§ Instructions for the task: Reproduce the records below line for line, leaving the picture out of your answer.

§ Recorded data:
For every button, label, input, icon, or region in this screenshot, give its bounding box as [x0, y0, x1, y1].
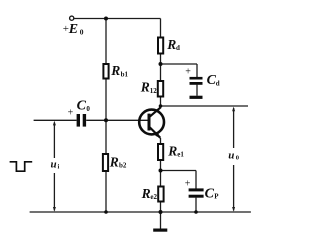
svg-text:R: R	[166, 37, 176, 52]
svg-text:C: C	[205, 187, 215, 202]
svg-text:R: R	[109, 154, 119, 169]
svg-text:R: R	[140, 80, 150, 95]
svg-text:+: +	[185, 66, 191, 77]
svg-text:E: E	[68, 22, 78, 37]
svg-text:e1: e1	[177, 150, 184, 158]
svg-text:0: 0	[236, 154, 239, 161]
svg-text:+: +	[68, 108, 74, 119]
svg-text:u: u	[51, 159, 57, 171]
svg-text:P: P	[214, 193, 219, 201]
svg-text:b2: b2	[119, 162, 127, 170]
svg-text:C: C	[77, 99, 87, 114]
svg-text:e2: e2	[150, 193, 157, 201]
svg-text:R: R	[141, 186, 151, 201]
svg-text:R: R	[167, 143, 177, 158]
svg-text:0: 0	[80, 27, 84, 36]
svg-text:12: 12	[150, 87, 158, 95]
svg-text:+: +	[185, 179, 191, 190]
svg-text:d: d	[216, 79, 220, 87]
svg-text:i: i	[58, 164, 60, 171]
svg-text:u: u	[228, 149, 234, 161]
svg-text:d: d	[176, 44, 180, 52]
svg-text:R: R	[110, 63, 120, 78]
svg-text:b1: b1	[121, 70, 129, 78]
svg-text:0: 0	[86, 105, 90, 113]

§ Finished answer:
For every button, label, input, icon, or region in this screenshot, give its bounding box as [x0, y0, x1, y1].
svg-text:R: R	[166, 37, 176, 52]
svg-text:C: C	[205, 187, 215, 202]
svg-text:R: R	[109, 154, 119, 169]
svg-text:R: R	[140, 80, 150, 95]
svg-text:+: +	[185, 66, 191, 77]
svg-text:E: E	[68, 22, 78, 37]
svg-text:e1: e1	[177, 150, 184, 158]
svg-text:0: 0	[236, 154, 239, 161]
svg-text:+: +	[68, 108, 74, 119]
svg-text:u: u	[51, 159, 57, 171]
svg-text:P: P	[214, 193, 219, 201]
svg-text:b2: b2	[119, 162, 127, 170]
svg-text:C: C	[77, 99, 87, 114]
svg-text:e2: e2	[150, 193, 157, 201]
svg-text:R: R	[141, 186, 151, 201]
svg-text:R: R	[167, 143, 177, 158]
svg-text:0: 0	[80, 27, 84, 36]
svg-text:12: 12	[150, 87, 158, 95]
svg-text:+: +	[185, 179, 191, 190]
svg-text:d: d	[216, 79, 220, 87]
svg-text:i: i	[58, 164, 60, 171]
svg-text:u: u	[228, 149, 234, 161]
svg-text:d: d	[176, 44, 180, 52]
svg-text:R: R	[110, 63, 120, 78]
svg-text:b1: b1	[121, 70, 129, 78]
svg-text:0: 0	[86, 105, 90, 113]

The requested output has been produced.